Every record must be repeated exactly, with no omission.

* Start STORED DATA *

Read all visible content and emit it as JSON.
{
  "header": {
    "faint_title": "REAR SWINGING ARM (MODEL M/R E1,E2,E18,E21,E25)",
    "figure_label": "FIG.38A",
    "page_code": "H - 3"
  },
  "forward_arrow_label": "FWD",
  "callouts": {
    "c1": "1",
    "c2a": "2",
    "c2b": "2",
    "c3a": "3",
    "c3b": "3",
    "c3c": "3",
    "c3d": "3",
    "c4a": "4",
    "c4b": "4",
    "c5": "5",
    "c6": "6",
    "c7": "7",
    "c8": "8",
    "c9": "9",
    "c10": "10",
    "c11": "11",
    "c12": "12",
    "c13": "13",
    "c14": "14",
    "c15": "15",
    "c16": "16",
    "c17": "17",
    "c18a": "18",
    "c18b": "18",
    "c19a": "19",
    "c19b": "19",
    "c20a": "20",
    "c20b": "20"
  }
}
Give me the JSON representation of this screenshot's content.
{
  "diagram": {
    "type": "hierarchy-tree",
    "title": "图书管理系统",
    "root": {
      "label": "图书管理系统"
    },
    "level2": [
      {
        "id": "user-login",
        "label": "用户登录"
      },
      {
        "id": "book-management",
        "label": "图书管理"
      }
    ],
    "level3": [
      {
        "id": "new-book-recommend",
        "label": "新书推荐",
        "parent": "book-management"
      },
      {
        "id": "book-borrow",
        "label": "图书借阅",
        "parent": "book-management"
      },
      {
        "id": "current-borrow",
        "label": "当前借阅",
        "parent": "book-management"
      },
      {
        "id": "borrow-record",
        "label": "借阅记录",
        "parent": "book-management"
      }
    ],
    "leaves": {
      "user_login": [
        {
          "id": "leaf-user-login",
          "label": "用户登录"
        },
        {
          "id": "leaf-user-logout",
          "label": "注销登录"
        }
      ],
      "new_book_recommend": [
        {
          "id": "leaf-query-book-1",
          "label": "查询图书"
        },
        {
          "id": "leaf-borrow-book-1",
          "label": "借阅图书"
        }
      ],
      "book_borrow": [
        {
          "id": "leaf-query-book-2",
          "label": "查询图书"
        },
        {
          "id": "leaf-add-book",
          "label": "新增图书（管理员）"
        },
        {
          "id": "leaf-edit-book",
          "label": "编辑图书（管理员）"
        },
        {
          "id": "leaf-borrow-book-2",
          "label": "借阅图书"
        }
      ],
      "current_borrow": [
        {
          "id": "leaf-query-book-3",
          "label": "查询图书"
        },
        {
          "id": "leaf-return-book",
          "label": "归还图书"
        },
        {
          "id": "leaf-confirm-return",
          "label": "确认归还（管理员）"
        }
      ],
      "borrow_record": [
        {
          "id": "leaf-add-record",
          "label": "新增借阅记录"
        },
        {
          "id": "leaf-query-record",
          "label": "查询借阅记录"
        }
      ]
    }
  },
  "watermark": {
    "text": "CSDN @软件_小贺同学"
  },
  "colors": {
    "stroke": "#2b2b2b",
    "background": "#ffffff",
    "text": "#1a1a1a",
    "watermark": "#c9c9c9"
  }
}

* End STORED DATA *

▶ [ANSWER]:
Read all visible content and emit it as JSON.
{
  "header": {
    "faint_title": "REAR SWINGING ARM (MODEL M/R E1,E2,E18,E21,E25)",
    "figure_label": "FIG.38A",
    "page_code": "H - 3"
  },
  "forward_arrow_label": "FWD",
  "callouts": {
    "c1": "1",
    "c2a": "2",
    "c2b": "2",
    "c3a": "3",
    "c3b": "3",
    "c3c": "3",
    "c3d": "3",
    "c4a": "4",
    "c4b": "4",
    "c5": "5",
    "c6": "6",
    "c7": "7",
    "c8": "8",
    "c9": "9",
    "c10": "10",
    "c11": "11",
    "c12": "12",
    "c13": "13",
    "c14": "14",
    "c15": "15",
    "c16": "16",
    "c17": "17",
    "c18a": "18",
    "c18b": "18",
    "c19a": "19",
    "c19b": "19",
    "c20a": "20",
    "c20b": "20"
  }
}
Give me the JSON representation of this screenshot's content.
{
  "diagram": {
    "type": "hierarchy-tree",
    "title": "图书管理系统",
    "root": {
      "label": "图书管理系统"
    },
    "level2": [
      {
        "id": "user-login",
        "label": "用户登录"
      },
      {
        "id": "book-management",
        "label": "图书管理"
      }
    ],
    "level3": [
      {
        "id": "new-book-recommend",
        "label": "新书推荐",
        "parent": "book-management"
      },
      {
        "id": "book-borrow",
        "label": "图书借阅",
        "parent": "book-management"
      },
      {
        "id": "current-borrow",
        "label": "当前借阅",
        "parent": "book-management"
      },
      {
        "id": "borrow-record",
        "label": "借阅记录",
        "parent": "book-management"
      }
    ],
    "leaves": {
      "user_login": [
        {
          "id": "leaf-user-login",
          "label": "用户登录"
        },
        {
          "id": "leaf-user-logout",
          "label": "注销登录"
        }
      ],
      "new_book_recommend": [
        {
          "id": "leaf-query-book-1",
          "label": "查询图书"
        },
        {
          "id": "leaf-borrow-book-1",
          "label": "借阅图书"
        }
      ],
      "book_borrow": [
        {
          "id": "leaf-query-book-2",
          "label": "查询图书"
        },
        {
          "id": "leaf-add-book",
          "label": "新增图书（管理员）"
        },
        {
          "id": "leaf-edit-book",
          "label": "编辑图书（管理员）"
        },
        {
          "id": "leaf-borrow-book-2",
          "label": "借阅图书"
        }
      ],
      "current_borrow": [
        {
          "id": "leaf-query-book-3",
          "label": "查询图书"
        },
        {
          "id": "leaf-return-book",
          "label": "归还图书"
        },
        {
          "id": "leaf-confirm-return",
          "label": "确认归还（管理员）"
        }
      ],
      "borrow_record": [
        {
          "id": "leaf-add-record",
          "label": "新增借阅记录"
        },
        {
          "id": "leaf-query-record",
          "label": "查询借阅记录"
        }
      ]
    }
  },
  "watermark": {
    "text": "CSDN @软件_小贺同学"
  },
  "colors": {
    "stroke": "#2b2b2b",
    "background": "#ffffff",
    "text": "#1a1a1a",
    "watermark": "#c9c9c9"
  }
}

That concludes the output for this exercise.